## [SUPPLIED TEXT]
+ + +

Solo Oil (AIM: SOLO), a natural resources investment company focused on acquiring and developing a diverse global non-operated portfolio of strategic oil and gas assets, is pleased to provide the following corporate, strategy, financial and operational update.
Board and management restructured and key strategy drivers identified:
· Strengthening and reconstitution of the Board: Alastair Ferguson, the incumbent Non-Executive Chairman, assumes the role of Executive Chairman whilst Dan Maling has stepped down from the Board and from his role as Managing Director. These changes come into effect immediately. These changes are a continuation of the Board restructuring that started in 2018, with the appointment of Jon Fitzpatrick and Tom Reynolds as Non-Executive Directors.
· Management team strengthened: secondment of experienced industry personnel from Gneiss Energy to support ongoing asset management and delivery of the business strategy; Douglas Rycroft will take the role of General Manager, Operations and John Daniel will be appointed as Technical Advisor.
· Driven by value realisation and shareholder returns: core focus on monetisation of existing assets, rigorous cost control, balance sheet stabilisation and, in time, expected distributions to shareholders.
· Fit for purpose: The Board has undertaken a full review of all internal business systems, including joint venture management, finance and communications and has taken the appropriate actions to reduce the overall cost structure of the business.
· Developing the growth story: Board, and senior management, now turning its attention to the future with the intention of building a distinctive portfolio through disciplined investment, to be delivered by smart, capital efficient transactions.
· Alignment with shareholders: Board and management now hold a significant shareholding of 7.6% of issued share capital.
· Financial position: company has a healthy cash position, a remaining small exposure to its UKOG shareholding and no debt, following the sale of Horse Hill and Isle of Wight assets and the repayment of the Riverfort debt facility.
· Fully funded: fully funded through this year’s proposed drilling of Chikumbi-1 well in the Ruvuma PSC, onshore Tanzania.
Key Asset Highlights:
· Ruvuma monetisation options being reviewed: the Company has received a number of unsolicited indicative approaches by industry counterparties regarding its 25 per cent interest in the Ruvuma Gas Development project which the Company continues to review.
· Chikumbi-1: planning underway for the Chikumbi-1 well which is an additional appraisal and potential future producing well of the Ntorya Gas Field within the Ruvuma Gas Development.
o Ntorya Gas Field has a gross mean un-risked GIIP of 1.87 TCF and 2C Resources of 763 BCF; and
o Planned well is also testing a deeper Jurassic exploration target with gross P50 prospective resources of 1,351 BCF.

+ + +

## [GIVEN ENTRIES]
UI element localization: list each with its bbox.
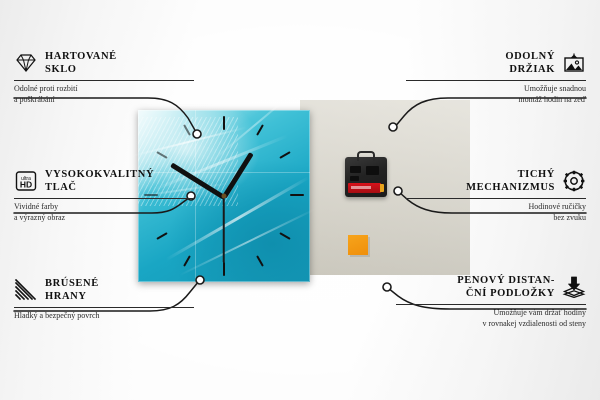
press-down-stack-icon [562, 276, 586, 298]
diamond-icon [14, 52, 38, 74]
connector-dot-mechanism [394, 187, 402, 195]
connector-dot-holder [389, 123, 397, 131]
feature-subtitle: Umožňuje vám držať hodiny v rovnakej vzd… [396, 308, 586, 329]
feature-header: PENOVÝ DISTAN- ČNÍ PODLOŽKY [396, 274, 586, 300]
ultra-hd-icon: ultra HD [14, 170, 38, 192]
hatched-edge-icon [14, 279, 38, 301]
feature-subtitle: Hladký a bezpečný povrch [14, 311, 194, 322]
picture-hanger-icon [562, 52, 586, 74]
svg-text:HD: HD [20, 180, 32, 190]
feature-header: ODOLNÝ DRŽIAK [406, 50, 586, 76]
feature-high-quality-print[interactable]: ultra HD VYSOKOKVALITNÝ TLAČ Vividné far… [14, 168, 194, 223]
feature-title: HARTOVANÉ SKLO [45, 50, 117, 76]
feature-title: BRÚSENÉ HRANY [45, 277, 99, 303]
feature-title: ODOLNÝ DRŽIAK [505, 50, 555, 76]
feature-header: ultra HD VYSOKOKVALITNÝ TLAČ [14, 168, 194, 194]
feature-title: VYSOKOKVALITNÝ TLAČ [45, 168, 154, 194]
feature-subtitle: Vividné farby a výrazný obraz [14, 202, 194, 223]
feature-durable-holder[interactable]: ODOLNÝ DRŽIAK Umožňuje snadnou montáž ho… [406, 50, 586, 105]
feature-subtitle: Odolné proti rozbití a poškrábání [14, 84, 194, 105]
feature-header: TICHÝ MECHANIZMUS [406, 168, 586, 194]
infographic-canvas: HARTOVANÉ SKLO Odolné proti rozbití a po… [0, 0, 600, 400]
feature-subtitle: Umožňuje snadnou montáž hodin na zeď [406, 84, 586, 105]
divider [396, 304, 586, 305]
connector-dot-edges [196, 276, 204, 284]
feature-title: PENOVÝ DISTAN- ČNÍ PODLOŽKY [457, 274, 555, 300]
divider [14, 80, 194, 81]
connector-dot-foam [383, 283, 391, 291]
feature-header: BRÚSENÉ HRANY [14, 277, 194, 303]
feature-silent-mechanism[interactable]: TICHÝ MECHANIZMUS [406, 168, 586, 223]
feature-ground-edges[interactable]: BRÚSENÉ HRANY Hladký a bezpečný povrch [14, 277, 194, 322]
divider [14, 198, 194, 199]
gear-icon [562, 170, 586, 192]
feature-foam-spacers[interactable]: PENOVÝ DISTAN- ČNÍ PODLOŽKY Umožňuje vám… [396, 274, 586, 329]
divider [14, 307, 194, 308]
feature-header: HARTOVANÉ SKLO [14, 50, 194, 76]
feature-subtitle: Hodinové ručičky bez zvuku [406, 202, 586, 223]
divider [406, 80, 586, 81]
feature-title: TICHÝ MECHANIZMUS [466, 168, 555, 194]
feature-tempered-glass[interactable]: HARTOVANÉ SKLO Odolné proti rozbití a po… [14, 50, 194, 105]
divider [406, 198, 586, 199]
connector-dot-glass [193, 130, 201, 138]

+ + +

## [TASK REQUIREMENTS]
A) Copy a passage from the Solo Oil update word for word, beginning at the words "Board and management restructured" and stopping after "as Technical Advisor.".
B) Decide whether each statement agrees with the Solo Oil update, answering yes or no and quoting the words of the update that settle it: (i) Dan Maling has left his role as Managing Director; (ii) the company holds a 50 per cent interest in the Ruvuma Gas Development project; (iii) the company still carries debt.
C) Write a continuation of the Solo Oil update, starting from the point where it stops.
The data above is separate material from the Solo Oil update.

## [TASK-BY-TASK OUTPUTS]
A)
Board and management restructured and key strategy drivers identified:
· Strengthening and reconstitution of the Board: Alastair Ferguson, the incumbent Non-Executive Chairman, assumes the role of Executive Chairman whilst Dan Maling has stepped down from the Board and from his role as Managing Director. These changes come into effect immediately. These changes are a continuation of the Board restructuring that started in 2018, with the appointment of Jon Fitzpatrick and Tom Reynolds as Non-Executive Directors.
· Management team strengthened: secondment of experienced industry personnel from Gneiss Energy to support ongoing asset management and delivery of the business strategy; Douglas Rycroft will take the role of General Manager, Operations and John Daniel will be appointed as Technical Advisor.

B)
(i) Yes: "Dan Maling has stepped down from the Board and from his role as Managing Director"
(ii) No: "its 25 per cent interest in the Ruvuma Gas Development project"
(iii) No: "a remaining small exposure to its UKOG shareholding and no debt"

C)
· Kiliwani North: intervention and work-over operations have resolved the Kiliwani North-1 subsurface safety valve issue with gas flowing to the plant during test period;
o Joint Venture (in which the Company has a 8.3918 per cent interest) is progressing with planning for the perforation of the lower zone which has potential volumes of up to 8 BCF within a new reservoir;
o operations on the Kiliwani North development licence will remain a key 2019 focus as the licence has significant upside in the Kiliwani South prospect of 57 BCF (mean unrisked GIIP); and
o Operator has expressed plans to accelerate development by reprocessing 2D seismic and acquiring new 3D seismic
o No further commitments on the licence – ability to monetise new volumes quickly into existing infrastructure and under existing gas sales agreement.
· Helium One:
o Progress continues to be made towards a multi-well drilling programme currently anticipated in late 2019;
o The management and Board of Helium One are exploring options to fund the programme on a drill-for-equity basis thereby minimising requirements of existing shareholders to fund the initial drilling; and
o The Board continue to see significant value in the Helium One project driven by strong underlying fundamentals in the global supply / demand balance.
Ruvuma PSC – Operational Update
Following the successful farmout of Aminex’s interest in the Ruvuma Gas development to The Zubair Corporation (subject to government approval), the Company has received several expressions of interest from industry players interested in working with the Company to expedite the development of the Ruvuma Gas Development project including through farm-out, general strategic partnership or an outright sale of the Company’s interest. These discussions are all at an early stage and there can be no assurance that any of them will result in a transaction acceptable to the Company. In the meantime, the Company continues to engage in non-exclusive discussions with various parties on the sale or farmout of the Company’s interest and will provide further updates to shareholders if and when there are further developments.
The Ruvuma Gas Development remains the core asset within the Solo portfolio and the Company views 2019 as being an important year of commercial and operational developments to progress the project towards first gas. The Company is fully funded for its share of the Chikumbi-1 well due to be drilled in 2019, subject to confirmation of the licence extension. The well will be a key test of the Ntorya Gas Field, designed to encounter the Albian aged reservoirs 120 meters up-dip of the Ntorya-2 well alongside a potential play opening test of the Late Jurassic in a deeper exploration target.
The recent work published by Aminex plc (operator of the Ruvuma PSC) of their independent reserve work conducted by RPS Energy Consultants Ltd. (“RPS”) has assigned the Albian aged Ntorya Gas Field a mean un-risked GIIP of 1.87 TCF (468 BCF net to Solo), with total combined gross 2C Resources of 763 BCF (191 BCF net to Solo), and has additionally assigned 936 BCF (234 BCF net to Solo) of 2U Resources (previously equivalent to “Best Estimate” Prospective Resource) to the Jurassic aged Chikumbi prospect.
With its existing gas infrastructure and growing market demand for gas, the Ruvuma Gas Development can play a critical role in the supply of the domestic market in Tanzania. The Company regards the investment by the government in the critical gas infrastructure of pipelines and processing facilities as a huge value add to the project.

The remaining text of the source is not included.